Task statement ->
Pictures must not be copied, but every entry must be reproduced exactly.

Dataset entries on figures ->
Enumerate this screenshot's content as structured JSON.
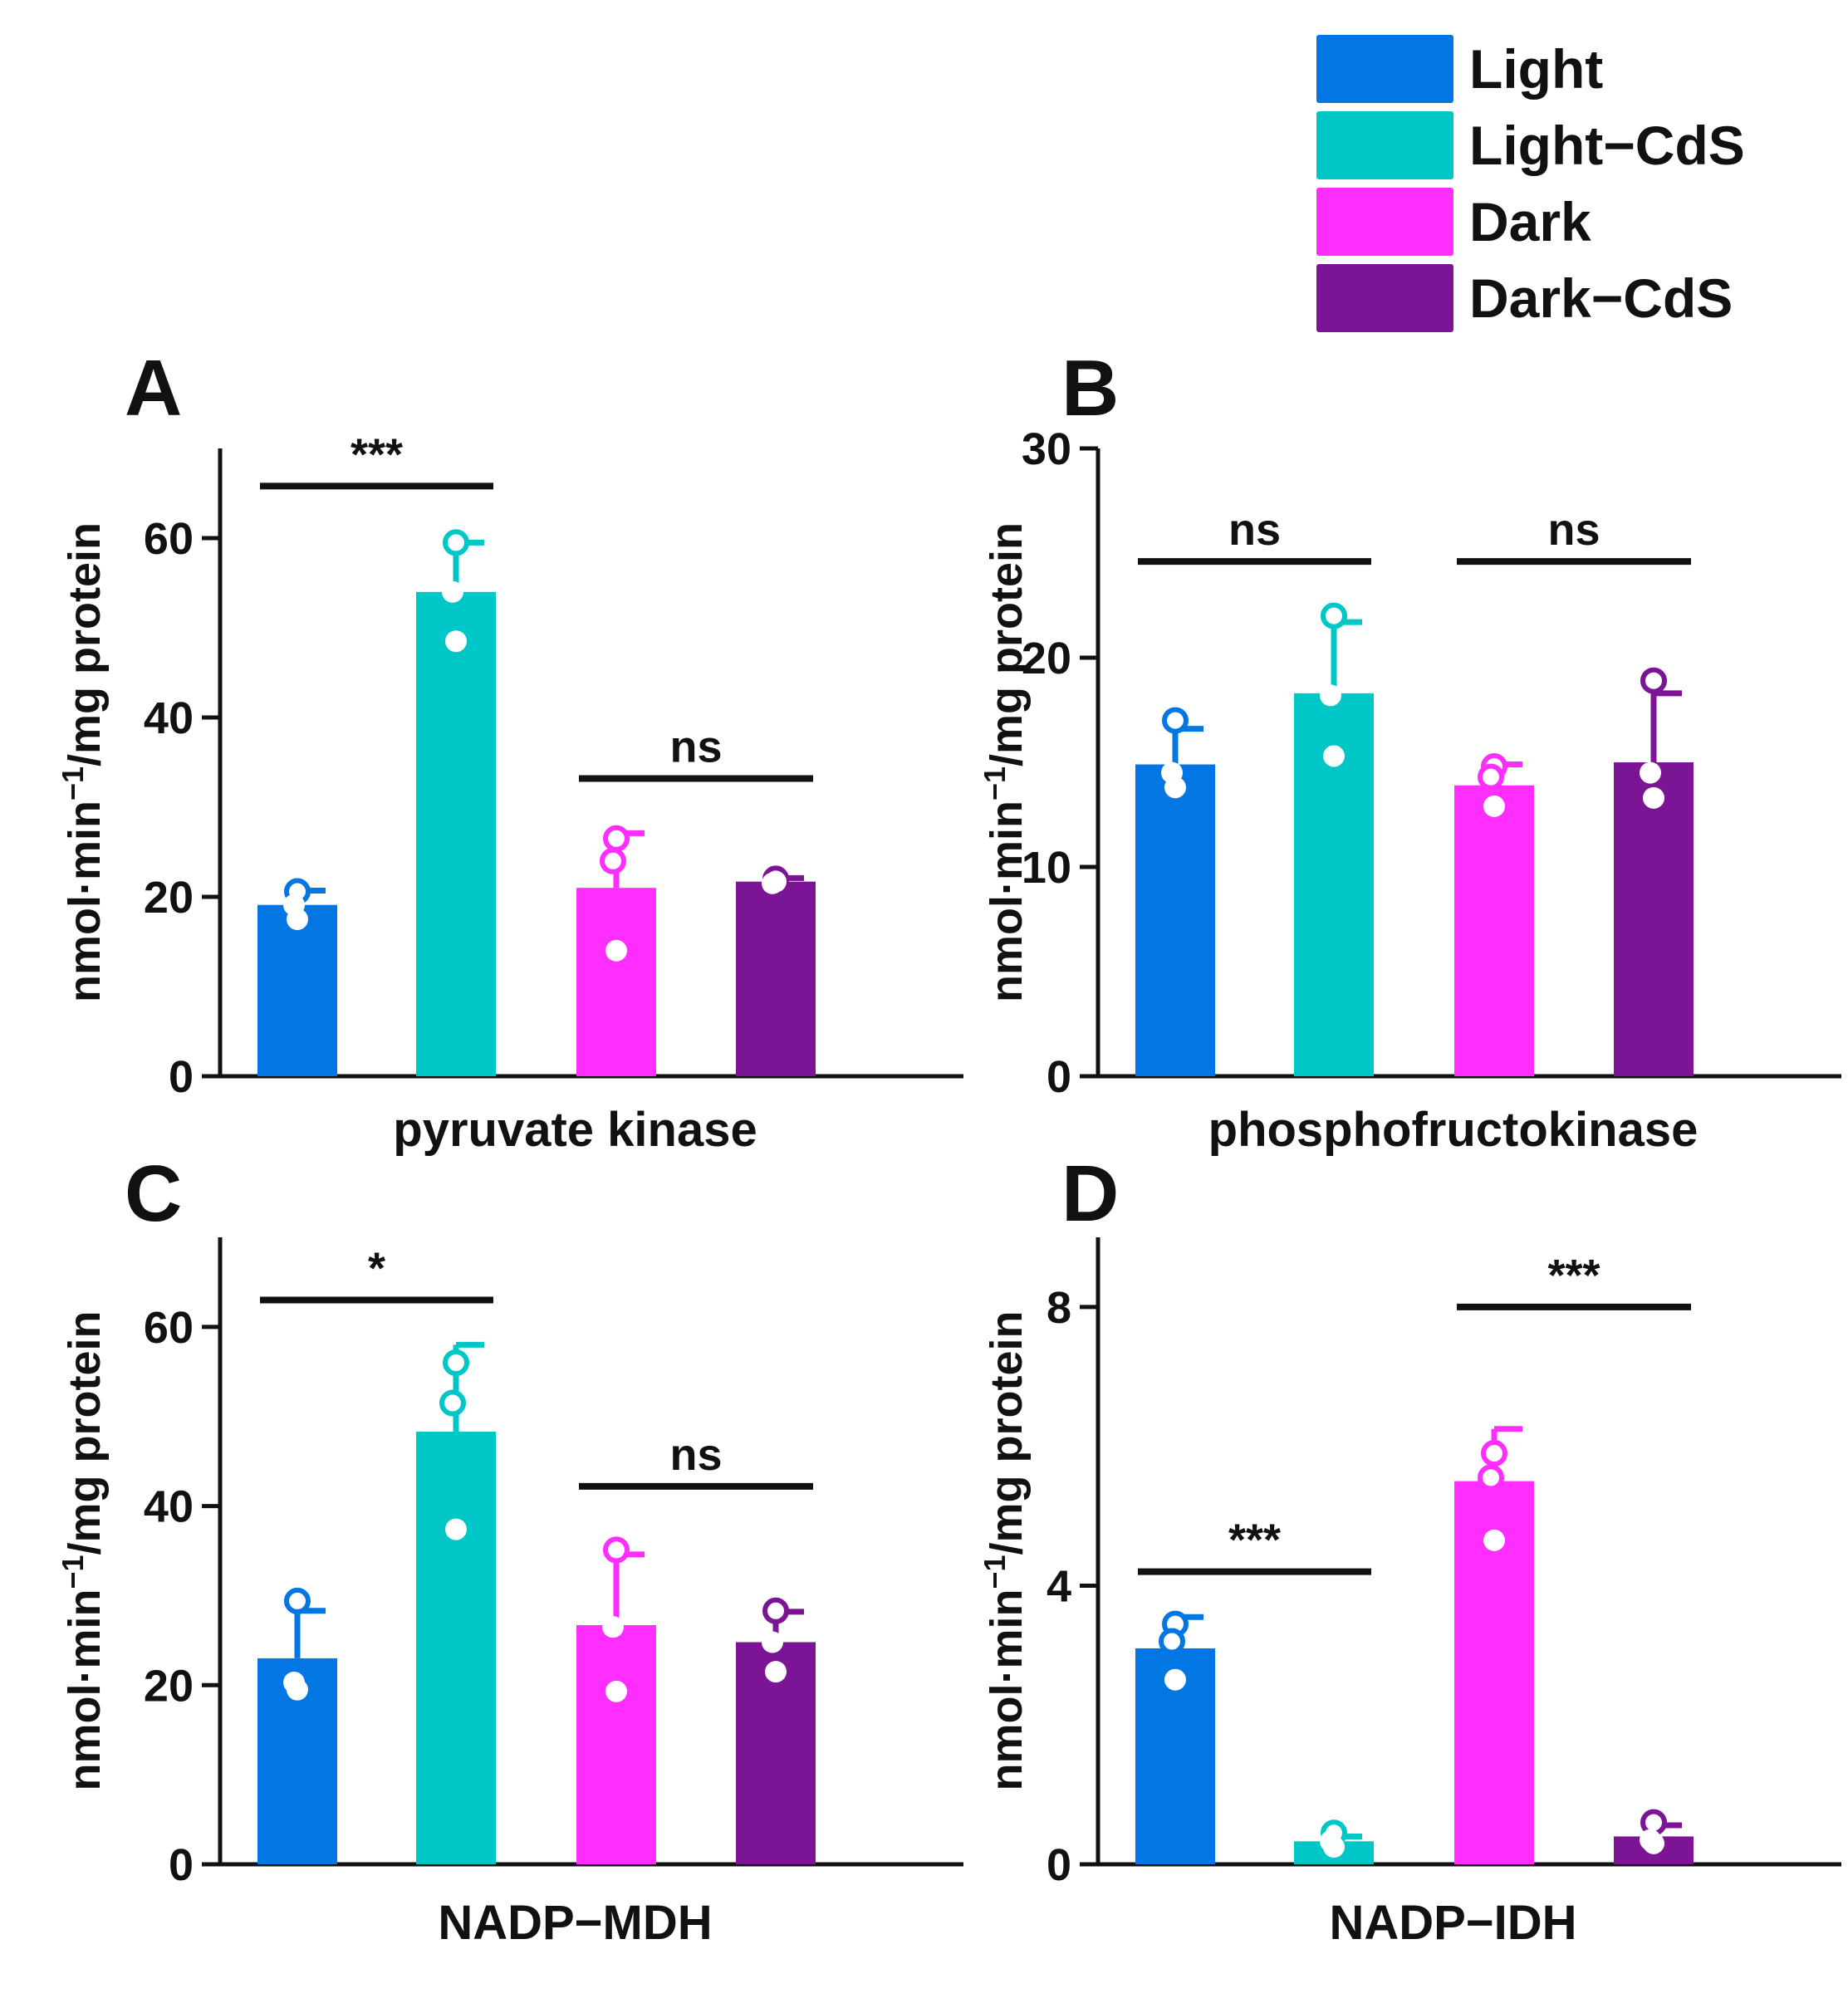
{
  "legend": [
    {
      "label": "Light",
      "color": "#0277E3"
    },
    {
      "label": "Light−CdS",
      "color": "#00C7C7"
    },
    {
      "label": "Dark",
      "color": "#FF2EFF"
    },
    {
      "label": "Dark−CdS",
      "color": "#7C1496"
    }
  ],
  "chart_data": [
    {
      "type": "bar",
      "panel": "A",
      "xlabel": "pyruvate kinase",
      "ylabel": "nmol·min⁻¹/mg protein",
      "ylim": [
        0,
        70
      ],
      "yticks": [
        0,
        20,
        40,
        60
      ],
      "categories": [
        "Light",
        "Light−CdS",
        "Dark",
        "Dark−CdS"
      ],
      "values": [
        19.1,
        54.0,
        21.0,
        21.7
      ],
      "errors": [
        1.6,
        5.5,
        6.1,
        0.4
      ],
      "points": [
        [
          20.6,
          19.1,
          17.5
        ],
        [
          59.5,
          54.0,
          48.5
        ],
        [
          26.5,
          24.0,
          14.0
        ],
        [
          22.0,
          21.5,
          21.7
        ]
      ],
      "significance": [
        {
          "groups": [
            0,
            1
          ],
          "label": "***",
          "y": 65.8
        },
        {
          "groups": [
            2,
            3
          ],
          "label": "ns",
          "y": 33.2
        }
      ]
    },
    {
      "type": "bar",
      "panel": "B",
      "xlabel": "phosphofructokinase",
      "ylabel": "nmol·min⁻¹/mg protein",
      "ylim": [
        0,
        30
      ],
      "yticks": [
        0,
        10,
        20,
        30
      ],
      "categories": [
        "Light",
        "Light−CdS",
        "Dark",
        "Dark−CdS"
      ],
      "values": [
        14.9,
        18.3,
        13.9,
        15.0
      ],
      "errors": [
        1.7,
        3.4,
        1.0,
        3.3
      ],
      "points": [
        [
          17.0,
          14.5,
          13.8
        ],
        [
          22.0,
          18.2,
          15.3
        ],
        [
          14.8,
          14.3,
          12.9
        ],
        [
          18.9,
          14.5,
          13.3
        ]
      ],
      "significance": [
        {
          "groups": [
            0,
            1
          ],
          "label": "ns",
          "y": 24.6
        },
        {
          "groups": [
            2,
            3
          ],
          "label": "ns",
          "y": 24.6
        }
      ]
    },
    {
      "type": "bar",
      "panel": "C",
      "xlabel": "NADP−MDH",
      "ylabel": "nmol·min⁻¹/mg protein",
      "ylim": [
        0,
        70
      ],
      "yticks": [
        0,
        20,
        40,
        60
      ],
      "categories": [
        "Light",
        "Light−CdS",
        "Dark",
        "Dark−CdS"
      ],
      "values": [
        23.0,
        48.3,
        26.7,
        24.8
      ],
      "errors": [
        5.3,
        9.7,
        7.9,
        3.4
      ],
      "points": [
        [
          29.4,
          20.3,
          19.5
        ],
        [
          56.0,
          51.5,
          37.4
        ],
        [
          35.1,
          26.5,
          19.3
        ],
        [
          28.3,
          24.8,
          21.5
        ]
      ],
      "significance": [
        {
          "groups": [
            0,
            1
          ],
          "label": "*",
          "y": 63.0
        },
        {
          "groups": [
            2,
            3
          ],
          "label": "ns",
          "y": 42.2
        }
      ]
    },
    {
      "type": "bar",
      "panel": "D",
      "xlabel": "NADP−IDH",
      "ylabel": "nmol·min⁻¹/mg protein",
      "ylim": [
        0,
        9
      ],
      "yticks": [
        0,
        4,
        8
      ],
      "categories": [
        "Light",
        "Light−CdS",
        "Dark",
        "Dark−CdS"
      ],
      "values": [
        3.1,
        0.33,
        5.5,
        0.4
      ],
      "errors": [
        0.45,
        0.07,
        0.75,
        0.16
      ],
      "points": [
        [
          3.45,
          3.2,
          2.65
        ],
        [
          0.45,
          0.33,
          0.25
        ],
        [
          5.9,
          5.55,
          4.65
        ],
        [
          0.6,
          0.35,
          0.3
        ]
      ],
      "significance": [
        {
          "groups": [
            0,
            1
          ],
          "label": "***",
          "y": 4.2
        },
        {
          "groups": [
            2,
            3
          ],
          "label": "***",
          "y": 8.0
        }
      ]
    }
  ]
}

Task answer ->
Enumerate this screenshot's content as structured JSON.
{
  "legend": [
    {
      "label": "Light",
      "color": "#0277E3"
    },
    {
      "label": "Light−CdS",
      "color": "#00C7C7"
    },
    {
      "label": "Dark",
      "color": "#FF2EFF"
    },
    {
      "label": "Dark−CdS",
      "color": "#7C1496"
    }
  ],
  "chart_data": [
    {
      "type": "bar",
      "panel": "A",
      "xlabel": "pyruvate kinase",
      "ylabel": "nmol·min⁻¹/mg protein",
      "ylim": [
        0,
        70
      ],
      "yticks": [
        0,
        20,
        40,
        60
      ],
      "categories": [
        "Light",
        "Light−CdS",
        "Dark",
        "Dark−CdS"
      ],
      "values": [
        19.1,
        54.0,
        21.0,
        21.7
      ],
      "errors": [
        1.6,
        5.5,
        6.1,
        0.4
      ],
      "points": [
        [
          20.6,
          19.1,
          17.5
        ],
        [
          59.5,
          54.0,
          48.5
        ],
        [
          26.5,
          24.0,
          14.0
        ],
        [
          22.0,
          21.5,
          21.7
        ]
      ],
      "significance": [
        {
          "groups": [
            0,
            1
          ],
          "label": "***",
          "y": 65.8
        },
        {
          "groups": [
            2,
            3
          ],
          "label": "ns",
          "y": 33.2
        }
      ]
    },
    {
      "type": "bar",
      "panel": "B",
      "xlabel": "phosphofructokinase",
      "ylabel": "nmol·min⁻¹/mg protein",
      "ylim": [
        0,
        30
      ],
      "yticks": [
        0,
        10,
        20,
        30
      ],
      "categories": [
        "Light",
        "Light−CdS",
        "Dark",
        "Dark−CdS"
      ],
      "values": [
        14.9,
        18.3,
        13.9,
        15.0
      ],
      "errors": [
        1.7,
        3.4,
        1.0,
        3.3
      ],
      "points": [
        [
          17.0,
          14.5,
          13.8
        ],
        [
          22.0,
          18.2,
          15.3
        ],
        [
          14.8,
          14.3,
          12.9
        ],
        [
          18.9,
          14.5,
          13.3
        ]
      ],
      "significance": [
        {
          "groups": [
            0,
            1
          ],
          "label": "ns",
          "y": 24.6
        },
        {
          "groups": [
            2,
            3
          ],
          "label": "ns",
          "y": 24.6
        }
      ]
    },
    {
      "type": "bar",
      "panel": "C",
      "xlabel": "NADP−MDH",
      "ylabel": "nmol·min⁻¹/mg protein",
      "ylim": [
        0,
        70
      ],
      "yticks": [
        0,
        20,
        40,
        60
      ],
      "categories": [
        "Light",
        "Light−CdS",
        "Dark",
        "Dark−CdS"
      ],
      "values": [
        23.0,
        48.3,
        26.7,
        24.8
      ],
      "errors": [
        5.3,
        9.7,
        7.9,
        3.4
      ],
      "points": [
        [
          29.4,
          20.3,
          19.5
        ],
        [
          56.0,
          51.5,
          37.4
        ],
        [
          35.1,
          26.5,
          19.3
        ],
        [
          28.3,
          24.8,
          21.5
        ]
      ],
      "significance": [
        {
          "groups": [
            0,
            1
          ],
          "label": "*",
          "y": 63.0
        },
        {
          "groups": [
            2,
            3
          ],
          "label": "ns",
          "y": 42.2
        }
      ]
    },
    {
      "type": "bar",
      "panel": "D",
      "xlabel": "NADP−IDH",
      "ylabel": "nmol·min⁻¹/mg protein",
      "ylim": [
        0,
        9
      ],
      "yticks": [
        0,
        4,
        8
      ],
      "categories": [
        "Light",
        "Light−CdS",
        "Dark",
        "Dark−CdS"
      ],
      "values": [
        3.1,
        0.33,
        5.5,
        0.4
      ],
      "errors": [
        0.45,
        0.07,
        0.75,
        0.16
      ],
      "points": [
        [
          3.45,
          3.2,
          2.65
        ],
        [
          0.45,
          0.33,
          0.25
        ],
        [
          5.9,
          5.55,
          4.65
        ],
        [
          0.6,
          0.35,
          0.3
        ]
      ],
      "significance": [
        {
          "groups": [
            0,
            1
          ],
          "label": "***",
          "y": 4.2
        },
        {
          "groups": [
            2,
            3
          ],
          "label": "***",
          "y": 8.0
        }
      ]
    }
  ]
}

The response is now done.